Given data -
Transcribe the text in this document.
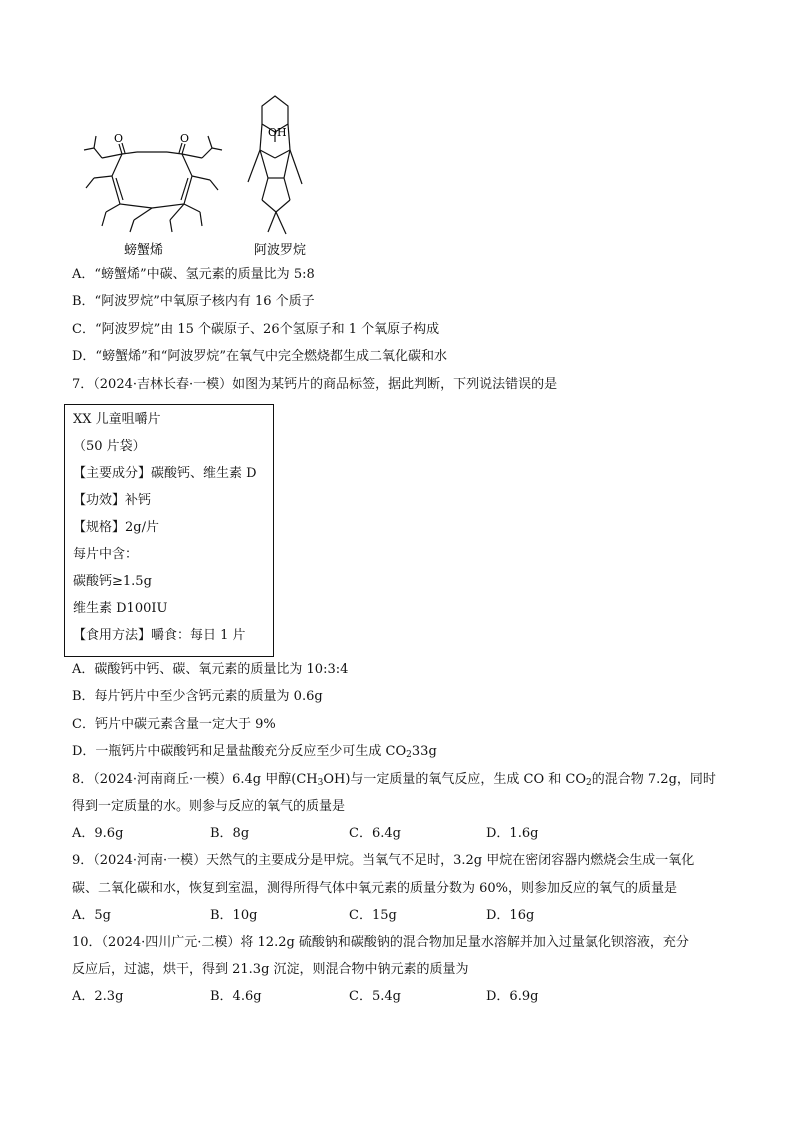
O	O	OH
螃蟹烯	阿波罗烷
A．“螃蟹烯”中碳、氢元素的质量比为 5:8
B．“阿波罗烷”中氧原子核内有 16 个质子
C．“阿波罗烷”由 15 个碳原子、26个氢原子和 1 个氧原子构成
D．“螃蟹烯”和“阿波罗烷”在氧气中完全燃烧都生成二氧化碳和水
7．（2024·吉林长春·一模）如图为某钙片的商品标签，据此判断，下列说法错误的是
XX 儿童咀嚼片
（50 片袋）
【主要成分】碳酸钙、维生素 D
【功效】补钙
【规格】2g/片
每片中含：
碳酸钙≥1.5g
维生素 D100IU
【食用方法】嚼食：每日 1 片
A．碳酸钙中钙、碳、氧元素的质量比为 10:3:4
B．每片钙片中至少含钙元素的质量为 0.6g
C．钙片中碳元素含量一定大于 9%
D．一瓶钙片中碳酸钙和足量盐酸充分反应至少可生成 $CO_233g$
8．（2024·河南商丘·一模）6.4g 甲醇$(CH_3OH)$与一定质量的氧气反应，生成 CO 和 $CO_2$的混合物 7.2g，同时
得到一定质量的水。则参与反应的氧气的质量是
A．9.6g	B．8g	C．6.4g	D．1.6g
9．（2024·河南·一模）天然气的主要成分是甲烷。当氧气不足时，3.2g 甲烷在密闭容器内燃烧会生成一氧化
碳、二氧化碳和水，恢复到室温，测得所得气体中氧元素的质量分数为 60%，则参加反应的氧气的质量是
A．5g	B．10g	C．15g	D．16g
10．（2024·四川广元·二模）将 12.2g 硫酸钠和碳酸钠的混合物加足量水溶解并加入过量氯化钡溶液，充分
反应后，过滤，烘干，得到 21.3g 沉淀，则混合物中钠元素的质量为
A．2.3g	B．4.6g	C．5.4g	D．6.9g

...

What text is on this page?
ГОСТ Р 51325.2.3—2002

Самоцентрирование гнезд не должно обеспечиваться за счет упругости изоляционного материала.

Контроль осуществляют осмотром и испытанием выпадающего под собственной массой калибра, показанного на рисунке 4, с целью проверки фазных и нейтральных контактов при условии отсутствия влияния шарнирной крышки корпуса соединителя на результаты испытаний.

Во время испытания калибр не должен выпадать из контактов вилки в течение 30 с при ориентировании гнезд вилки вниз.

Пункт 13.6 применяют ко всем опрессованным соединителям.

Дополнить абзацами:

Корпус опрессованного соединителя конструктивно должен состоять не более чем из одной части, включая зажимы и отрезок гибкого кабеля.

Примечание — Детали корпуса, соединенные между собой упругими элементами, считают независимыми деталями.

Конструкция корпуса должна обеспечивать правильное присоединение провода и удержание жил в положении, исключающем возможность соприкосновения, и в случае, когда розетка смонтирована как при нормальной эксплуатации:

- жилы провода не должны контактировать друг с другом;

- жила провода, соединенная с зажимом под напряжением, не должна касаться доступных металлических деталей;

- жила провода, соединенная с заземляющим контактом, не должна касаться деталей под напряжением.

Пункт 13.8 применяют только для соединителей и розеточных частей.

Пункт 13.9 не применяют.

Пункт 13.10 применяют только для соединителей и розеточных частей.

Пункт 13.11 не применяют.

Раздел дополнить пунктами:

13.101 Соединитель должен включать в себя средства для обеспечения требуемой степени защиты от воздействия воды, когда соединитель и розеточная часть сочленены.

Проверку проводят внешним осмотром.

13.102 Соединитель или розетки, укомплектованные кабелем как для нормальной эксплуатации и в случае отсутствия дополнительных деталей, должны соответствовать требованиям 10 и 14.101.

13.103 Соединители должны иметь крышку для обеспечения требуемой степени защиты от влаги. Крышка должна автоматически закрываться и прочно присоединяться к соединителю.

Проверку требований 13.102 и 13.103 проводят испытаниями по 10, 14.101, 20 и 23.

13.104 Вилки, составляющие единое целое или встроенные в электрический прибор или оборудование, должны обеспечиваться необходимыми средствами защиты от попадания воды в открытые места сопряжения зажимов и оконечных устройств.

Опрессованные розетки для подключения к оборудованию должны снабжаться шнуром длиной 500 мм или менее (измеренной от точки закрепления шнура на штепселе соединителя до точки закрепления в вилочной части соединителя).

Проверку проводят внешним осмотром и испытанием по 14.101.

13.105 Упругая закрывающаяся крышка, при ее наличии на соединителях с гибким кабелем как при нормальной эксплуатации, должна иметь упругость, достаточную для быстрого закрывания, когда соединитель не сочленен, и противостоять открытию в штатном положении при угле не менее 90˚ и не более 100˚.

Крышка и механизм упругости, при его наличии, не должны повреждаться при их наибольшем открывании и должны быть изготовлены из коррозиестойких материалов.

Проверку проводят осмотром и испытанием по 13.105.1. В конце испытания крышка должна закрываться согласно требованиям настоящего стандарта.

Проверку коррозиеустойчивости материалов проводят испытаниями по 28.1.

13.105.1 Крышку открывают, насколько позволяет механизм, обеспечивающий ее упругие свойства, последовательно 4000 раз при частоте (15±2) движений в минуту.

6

Task goal - Search the material above for "гнезд". Pull out each line where it shows up.

Result of this task -
Самоцентрирование гнезд не должно обеспечиваться за счет упругости изоляционного материала.
Во время испытания калибр не должен выпадать из контактов вилки в течение 30 с при ориентировании гнезд вилки вниз.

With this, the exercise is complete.